• Task statement:
Go through the entries below and write each one out exactly.

• Supplied information:
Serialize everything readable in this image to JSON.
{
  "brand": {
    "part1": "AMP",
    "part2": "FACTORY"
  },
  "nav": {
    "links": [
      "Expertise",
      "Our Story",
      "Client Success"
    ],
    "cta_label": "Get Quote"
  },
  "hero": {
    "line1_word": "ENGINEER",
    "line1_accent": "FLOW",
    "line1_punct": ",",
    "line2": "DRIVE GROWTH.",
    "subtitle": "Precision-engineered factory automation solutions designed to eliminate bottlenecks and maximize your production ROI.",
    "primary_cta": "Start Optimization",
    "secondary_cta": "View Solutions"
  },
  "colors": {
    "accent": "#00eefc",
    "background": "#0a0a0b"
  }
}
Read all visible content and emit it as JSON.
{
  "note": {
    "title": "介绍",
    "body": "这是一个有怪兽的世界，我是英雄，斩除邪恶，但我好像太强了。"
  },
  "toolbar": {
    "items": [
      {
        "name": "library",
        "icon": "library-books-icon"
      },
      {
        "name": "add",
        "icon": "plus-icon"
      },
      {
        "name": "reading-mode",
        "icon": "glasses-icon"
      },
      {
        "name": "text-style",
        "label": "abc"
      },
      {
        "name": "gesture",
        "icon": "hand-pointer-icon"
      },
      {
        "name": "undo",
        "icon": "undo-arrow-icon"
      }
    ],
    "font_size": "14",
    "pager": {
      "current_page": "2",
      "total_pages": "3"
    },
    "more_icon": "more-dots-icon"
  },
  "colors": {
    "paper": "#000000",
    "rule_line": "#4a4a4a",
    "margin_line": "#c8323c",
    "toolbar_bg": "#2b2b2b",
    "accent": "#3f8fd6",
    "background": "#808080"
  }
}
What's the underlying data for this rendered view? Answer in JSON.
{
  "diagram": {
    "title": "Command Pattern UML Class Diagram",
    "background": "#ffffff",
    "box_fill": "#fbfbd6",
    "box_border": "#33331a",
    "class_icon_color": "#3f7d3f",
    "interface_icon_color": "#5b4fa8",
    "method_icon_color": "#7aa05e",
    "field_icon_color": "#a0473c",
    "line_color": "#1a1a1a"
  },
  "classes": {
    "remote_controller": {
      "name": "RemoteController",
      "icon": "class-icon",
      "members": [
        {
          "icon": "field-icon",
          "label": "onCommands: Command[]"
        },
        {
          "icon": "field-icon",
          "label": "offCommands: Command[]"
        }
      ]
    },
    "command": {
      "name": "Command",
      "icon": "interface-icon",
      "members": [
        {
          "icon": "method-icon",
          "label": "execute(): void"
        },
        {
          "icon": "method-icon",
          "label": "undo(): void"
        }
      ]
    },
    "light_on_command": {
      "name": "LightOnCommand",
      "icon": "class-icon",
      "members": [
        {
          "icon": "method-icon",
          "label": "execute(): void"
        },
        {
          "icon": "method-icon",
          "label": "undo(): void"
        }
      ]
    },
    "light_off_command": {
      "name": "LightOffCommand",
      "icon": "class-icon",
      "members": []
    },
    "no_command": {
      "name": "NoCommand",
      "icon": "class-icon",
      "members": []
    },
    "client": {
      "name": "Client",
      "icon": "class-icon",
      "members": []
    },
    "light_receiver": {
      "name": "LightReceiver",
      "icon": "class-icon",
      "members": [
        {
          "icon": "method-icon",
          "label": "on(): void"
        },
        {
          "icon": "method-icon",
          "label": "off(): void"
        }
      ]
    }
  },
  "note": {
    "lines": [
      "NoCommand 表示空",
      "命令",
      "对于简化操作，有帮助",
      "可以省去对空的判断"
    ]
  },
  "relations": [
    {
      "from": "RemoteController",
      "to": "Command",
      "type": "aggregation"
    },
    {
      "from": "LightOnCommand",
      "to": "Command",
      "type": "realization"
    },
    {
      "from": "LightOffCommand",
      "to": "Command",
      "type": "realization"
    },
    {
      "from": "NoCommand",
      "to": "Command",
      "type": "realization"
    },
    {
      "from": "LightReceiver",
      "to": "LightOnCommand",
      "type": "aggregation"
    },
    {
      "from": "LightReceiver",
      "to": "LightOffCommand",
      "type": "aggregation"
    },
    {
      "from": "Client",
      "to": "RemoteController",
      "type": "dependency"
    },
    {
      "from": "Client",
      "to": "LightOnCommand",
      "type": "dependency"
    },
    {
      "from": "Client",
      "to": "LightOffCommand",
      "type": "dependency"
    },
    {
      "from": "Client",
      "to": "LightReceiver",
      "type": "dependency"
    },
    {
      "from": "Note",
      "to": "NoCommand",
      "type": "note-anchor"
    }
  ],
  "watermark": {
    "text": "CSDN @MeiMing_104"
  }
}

• Worked solution:
Serialize everything readable in this image to JSON.
{
  "brand": {
    "part1": "AMP",
    "part2": "FACTORY"
  },
  "nav": {
    "links": [
      "Expertise",
      "Our Story",
      "Client Success"
    ],
    "cta_label": "Get Quote"
  },
  "hero": {
    "line1_word": "ENGINEER",
    "line1_accent": "FLOW",
    "line1_punct": ",",
    "line2": "DRIVE GROWTH.",
    "subtitle": "Precision-engineered factory automation solutions designed to eliminate bottlenecks and maximize your production ROI.",
    "primary_cta": "Start Optimization",
    "secondary_cta": "View Solutions"
  },
  "colors": {
    "accent": "#00eefc",
    "background": "#0a0a0b"
  }
}
Read all visible content and emit it as JSON.
{
  "note": {
    "title": "介绍",
    "body": "这是一个有怪兽的世界，我是英雄，斩除邪恶，但我好像太强了。"
  },
  "toolbar": {
    "items": [
      {
        "name": "library",
        "icon": "library-books-icon"
      },
      {
        "name": "add",
        "icon": "plus-icon"
      },
      {
        "name": "reading-mode",
        "icon": "glasses-icon"
      },
      {
        "name": "text-style",
        "label": "abc"
      },
      {
        "name": "gesture",
        "icon": "hand-pointer-icon"
      },
      {
        "name": "undo",
        "icon": "undo-arrow-icon"
      }
    ],
    "font_size": "14",
    "pager": {
      "current_page": "2",
      "total_pages": "3"
    },
    "more_icon": "more-dots-icon"
  },
  "colors": {
    "paper": "#000000",
    "rule_line": "#4a4a4a",
    "margin_line": "#c8323c",
    "toolbar_bg": "#2b2b2b",
    "accent": "#3f8fd6",
    "background": "#808080"
  }
}
What's the underlying data for this rendered view? Answer in JSON.
{
  "diagram": {
    "title": "Command Pattern UML Class Diagram",
    "background": "#ffffff",
    "box_fill": "#fbfbd6",
    "box_border": "#33331a",
    "class_icon_color": "#3f7d3f",
    "interface_icon_color": "#5b4fa8",
    "method_icon_color": "#7aa05e",
    "field_icon_color": "#a0473c",
    "line_color": "#1a1a1a"
  },
  "classes": {
    "remote_controller": {
      "name": "RemoteController",
      "icon": "class-icon",
      "members": [
        {
          "icon": "field-icon",
          "label": "onCommands: Command[]"
        },
        {
          "icon": "field-icon",
          "label": "offCommands: Command[]"
        }
      ]
    },
    "command": {
      "name": "Command",
      "icon": "interface-icon",
      "members": [
        {
          "icon": "method-icon",
          "label": "execute(): void"
        },
        {
          "icon": "method-icon",
          "label": "undo(): void"
        }
      ]
    },
    "light_on_command": {
      "name": "LightOnCommand",
      "icon": "class-icon",
      "members": [
        {
          "icon": "method-icon",
          "label": "execute(): void"
        },
        {
          "icon": "method-icon",
          "label": "undo(): void"
        }
      ]
    },
    "light_off_command": {
      "name": "LightOffCommand",
      "icon": "class-icon",
      "members": []
    },
    "no_command": {
      "name": "NoCommand",
      "icon": "class-icon",
      "members": []
    },
    "client": {
      "name": "Client",
      "icon": "class-icon",
      "members": []
    },
    "light_receiver": {
      "name": "LightReceiver",
      "icon": "class-icon",
      "members": [
        {
          "icon": "method-icon",
          "label": "on(): void"
        },
        {
          "icon": "method-icon",
          "label": "off(): void"
        }
      ]
    }
  },
  "note": {
    "lines": [
      "NoCommand 表示空",
      "命令",
      "对于简化操作，有帮助",
      "可以省去对空的判断"
    ]
  },
  "relations": [
    {
      "from": "RemoteController",
      "to": "Command",
      "type": "aggregation"
    },
    {
      "from": "LightOnCommand",
      "to": "Command",
      "type": "realization"
    },
    {
      "from": "LightOffCommand",
      "to": "Command",
      "type": "realization"
    },
    {
      "from": "NoCommand",
      "to": "Command",
      "type": "realization"
    },
    {
      "from": "LightReceiver",
      "to": "LightOnCommand",
      "type": "aggregation"
    },
    {
      "from": "LightReceiver",
      "to": "LightOffCommand",
      "type": "aggregation"
    },
    {
      "from": "Client",
      "to": "RemoteController",
      "type": "dependency"
    },
    {
      "from": "Client",
      "to": "LightOnCommand",
      "type": "dependency"
    },
    {
      "from": "Client",
      "to": "LightOffCommand",
      "type": "dependency"
    },
    {
      "from": "Client",
      "to": "LightReceiver",
      "type": "dependency"
    },
    {
      "from": "Note",
      "to": "NoCommand",
      "type": "note-anchor"
    }
  ],
  "watermark": {
    "text": "CSDN @MeiMing_104"
  }
}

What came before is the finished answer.